■ Dataset entries ■

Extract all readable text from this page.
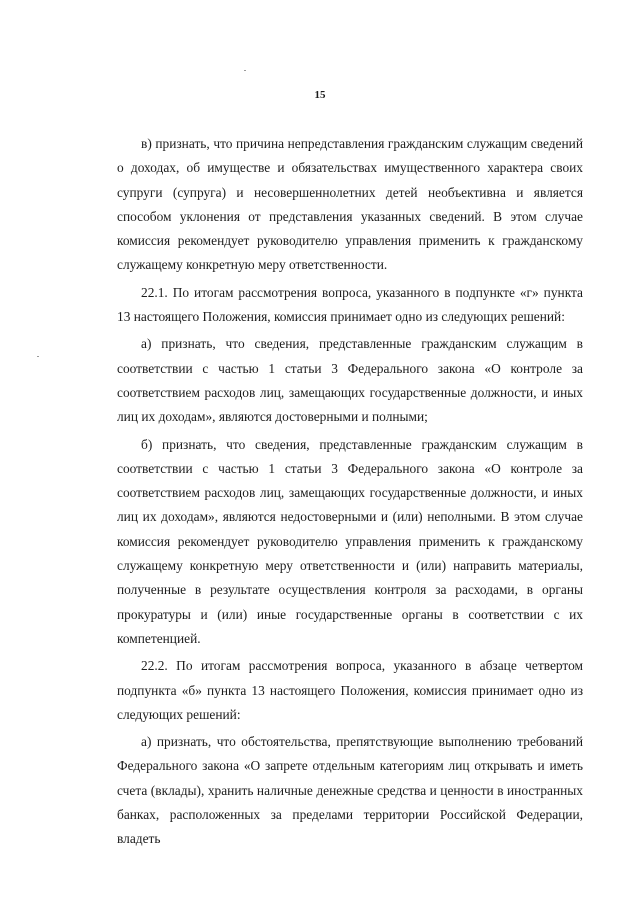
15

в) признать, что причина непредставления гражданским служащим сведений о доходах, об имуществе и обязательствах имущественного характера своих супруги (супруга) и несовершеннолетних детей необъективна и является способом уклонения от представления указанных сведений. В этом случае комиссия рекомендует руководителю управления применить к гражданскому служащему конкретную меру ответственности.

22.1. По итогам рассмотрения вопроса, указанного в подпункте «г» пункта 13 настоящего Положения, комиссия принимает одно из следующих решений:

а) признать, что сведения, представленные гражданским служащим в соответствии с частью 1 статьи 3 Федерального закона «О контроле за соответствием расходов лиц, замещающих государственные должности, и иных лиц их доходам», являются достоверными и полными;

б) признать, что сведения, представленные гражданским служащим в соответствии с частью 1 статьи 3 Федерального закона «О контроле за соответствием расходов лиц, замещающих государственные должности, и иных лиц их доходам», являются недостоверными и (или) неполными. В этом случае комиссия рекомендует руководителю управления применить к гражданскому служащему конкретную меру ответственности и (или) направить материалы, полученные в результате осуществления контроля за расходами, в органы прокуратуры и (или) иные государственные органы в соответствии с их компетенцией.

22.2. По итогам рассмотрения вопроса, указанного в абзаце четвертом подпункта «б» пункта 13 настоящего Положения, комиссия принимает одно из следующих решений:

а) признать, что обстоятельства, препятствующие выполнению требований Федерального закона «О запрете отдельным категориям лиц открывать и иметь счета (вклады), хранить наличные денежные средства и ценности в иностранных банках, расположенных за пределами территории Российской Федерации, владеть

■ WHAT IS BEING ASKED ■
Quote every line of the records above exactly; no picture is to be copied.

■ REPLY TO THE TASK ■
Extract all readable text from this page.
15

в) признать, что причина непредставления гражданским служащим сведений о доходах, об имуществе и обязательствах имущественного характера своих супруги (супруга) и несовершеннолетних детей необъективна и является способом уклонения от представления указанных сведений. В этом случае комиссия рекомендует руководителю управления применить к гражданскому служащему конкретную меру ответственности.

22.1. По итогам рассмотрения вопроса, указанного в подпункте «г» пункта 13 настоящего Положения, комиссия принимает одно из следующих решений:

а) признать, что сведения, представленные гражданским служащим в соответствии с частью 1 статьи 3 Федерального закона «О контроле за соответствием расходов лиц, замещающих государственные должности, и иных лиц их доходам», являются достоверными и полными;

б) признать, что сведения, представленные гражданским служащим в соответствии с частью 1 статьи 3 Федерального закона «О контроле за соответствием расходов лиц, замещающих государственные должности, и иных лиц их доходам», являются недостоверными и (или) неполными. В этом случае комиссия рекомендует руководителю управления применить к гражданскому служащему конкретную меру ответственности и (или) направить материалы, полученные в результате осуществления контроля за расходами, в органы прокуратуры и (или) иные государственные органы в соответствии с их компетенцией.

22.2. По итогам рассмотрения вопроса, указанного в абзаце четвертом подпункта «б» пункта 13 настоящего Положения, комиссия принимает одно из следующих решений:

а) признать, что обстоятельства, препятствующие выполнению требований Федерального закона «О запрете отдельным категориям лиц открывать и иметь счета (вклады), хранить наличные денежные средства и ценности в иностранных банках, расположенных за пределами территории Российской Федерации, владеть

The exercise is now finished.